* WORK TO COMPLETE
Give only the number of lines where "estinto" occurs.

* DATASET EXCERPTS
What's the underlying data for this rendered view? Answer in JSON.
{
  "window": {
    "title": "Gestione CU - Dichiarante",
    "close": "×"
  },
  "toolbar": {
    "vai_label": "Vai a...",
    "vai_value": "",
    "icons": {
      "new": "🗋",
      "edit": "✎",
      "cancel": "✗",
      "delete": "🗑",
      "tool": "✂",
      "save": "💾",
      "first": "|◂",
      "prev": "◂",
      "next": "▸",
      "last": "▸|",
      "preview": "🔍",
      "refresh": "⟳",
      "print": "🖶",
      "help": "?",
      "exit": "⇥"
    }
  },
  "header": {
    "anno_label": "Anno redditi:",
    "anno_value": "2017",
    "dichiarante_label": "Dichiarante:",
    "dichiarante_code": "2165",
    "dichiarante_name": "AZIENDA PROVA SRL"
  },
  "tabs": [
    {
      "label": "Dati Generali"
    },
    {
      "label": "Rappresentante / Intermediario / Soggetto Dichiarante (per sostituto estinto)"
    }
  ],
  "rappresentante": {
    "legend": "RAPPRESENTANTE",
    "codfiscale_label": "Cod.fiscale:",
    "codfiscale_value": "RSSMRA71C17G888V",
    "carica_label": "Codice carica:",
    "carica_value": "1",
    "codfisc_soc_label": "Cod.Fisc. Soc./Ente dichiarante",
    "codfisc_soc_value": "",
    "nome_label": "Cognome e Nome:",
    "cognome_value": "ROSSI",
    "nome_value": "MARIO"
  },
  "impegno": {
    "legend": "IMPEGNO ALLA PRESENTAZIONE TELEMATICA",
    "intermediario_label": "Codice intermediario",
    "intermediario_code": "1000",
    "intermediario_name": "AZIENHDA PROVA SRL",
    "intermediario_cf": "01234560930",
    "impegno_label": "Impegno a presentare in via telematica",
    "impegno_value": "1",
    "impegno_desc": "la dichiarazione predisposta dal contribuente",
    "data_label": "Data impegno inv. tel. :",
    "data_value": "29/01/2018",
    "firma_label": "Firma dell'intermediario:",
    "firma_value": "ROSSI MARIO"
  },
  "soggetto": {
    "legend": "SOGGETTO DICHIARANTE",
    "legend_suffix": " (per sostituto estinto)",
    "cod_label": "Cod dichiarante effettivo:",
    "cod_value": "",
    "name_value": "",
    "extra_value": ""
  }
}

--

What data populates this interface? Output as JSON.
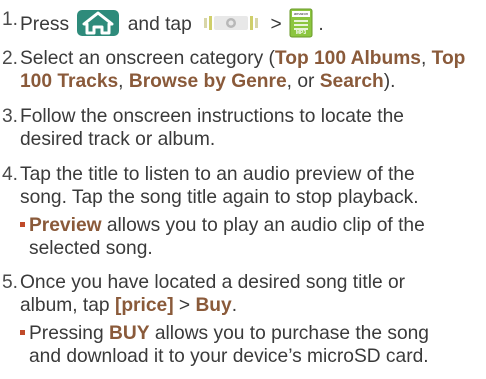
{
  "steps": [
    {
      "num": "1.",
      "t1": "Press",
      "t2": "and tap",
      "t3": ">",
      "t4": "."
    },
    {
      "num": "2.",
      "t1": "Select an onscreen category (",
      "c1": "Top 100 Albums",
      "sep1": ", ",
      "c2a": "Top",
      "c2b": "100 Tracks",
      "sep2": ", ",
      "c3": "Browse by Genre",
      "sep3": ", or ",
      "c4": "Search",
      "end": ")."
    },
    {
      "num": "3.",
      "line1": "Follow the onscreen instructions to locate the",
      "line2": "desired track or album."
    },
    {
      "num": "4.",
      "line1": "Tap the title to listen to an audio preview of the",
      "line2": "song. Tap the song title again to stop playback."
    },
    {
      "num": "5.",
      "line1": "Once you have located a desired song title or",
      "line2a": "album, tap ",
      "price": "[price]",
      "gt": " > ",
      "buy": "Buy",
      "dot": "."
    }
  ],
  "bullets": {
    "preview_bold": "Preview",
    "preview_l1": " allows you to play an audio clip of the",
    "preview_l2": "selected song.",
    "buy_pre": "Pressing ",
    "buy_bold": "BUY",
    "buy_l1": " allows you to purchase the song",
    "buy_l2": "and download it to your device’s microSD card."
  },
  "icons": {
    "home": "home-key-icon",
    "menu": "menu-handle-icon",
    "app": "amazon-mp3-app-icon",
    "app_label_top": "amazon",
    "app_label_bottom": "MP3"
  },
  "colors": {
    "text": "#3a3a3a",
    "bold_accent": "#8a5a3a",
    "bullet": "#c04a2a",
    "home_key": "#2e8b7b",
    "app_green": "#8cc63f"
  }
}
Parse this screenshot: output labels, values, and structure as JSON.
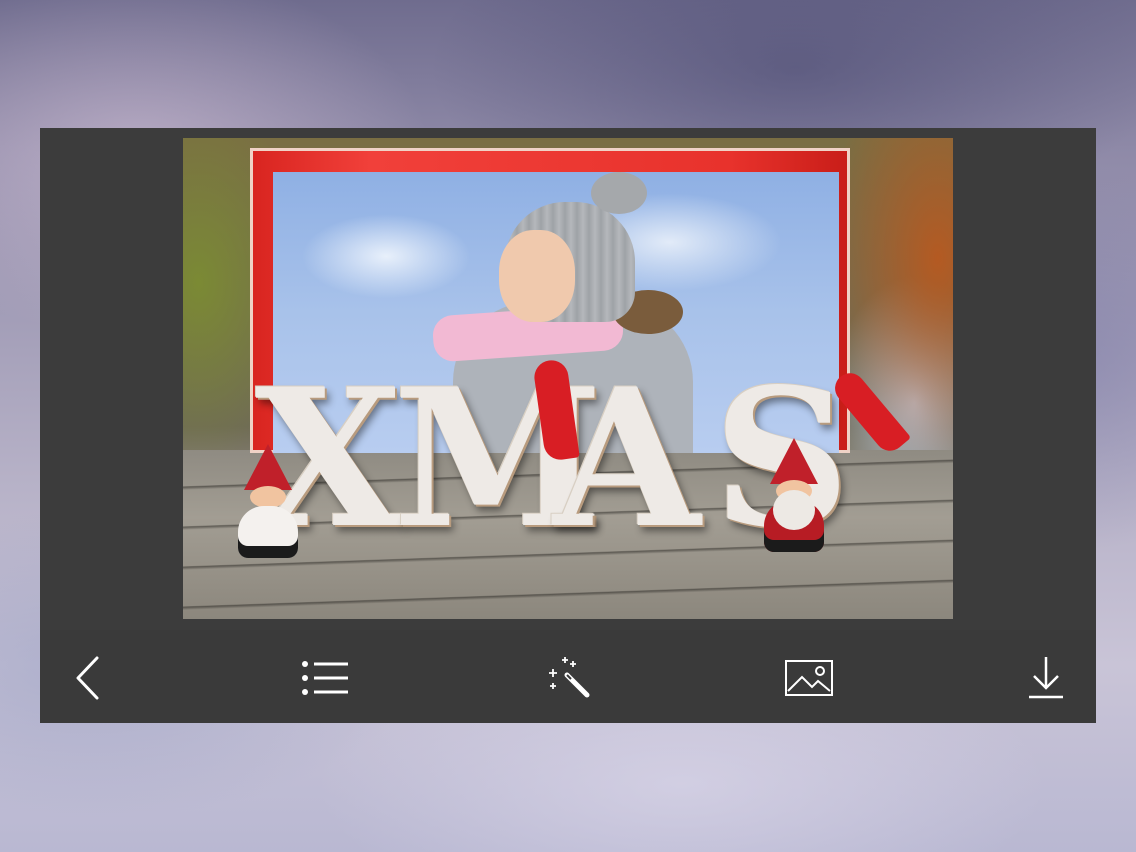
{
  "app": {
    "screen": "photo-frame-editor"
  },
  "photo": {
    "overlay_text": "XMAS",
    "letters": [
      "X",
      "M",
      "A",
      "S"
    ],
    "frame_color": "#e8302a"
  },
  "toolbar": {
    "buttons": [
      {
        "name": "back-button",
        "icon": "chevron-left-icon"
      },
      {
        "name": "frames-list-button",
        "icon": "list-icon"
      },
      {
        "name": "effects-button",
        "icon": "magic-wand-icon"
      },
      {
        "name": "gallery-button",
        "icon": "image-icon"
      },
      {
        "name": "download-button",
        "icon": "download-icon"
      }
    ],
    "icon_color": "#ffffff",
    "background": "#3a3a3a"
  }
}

* RESPONSE
2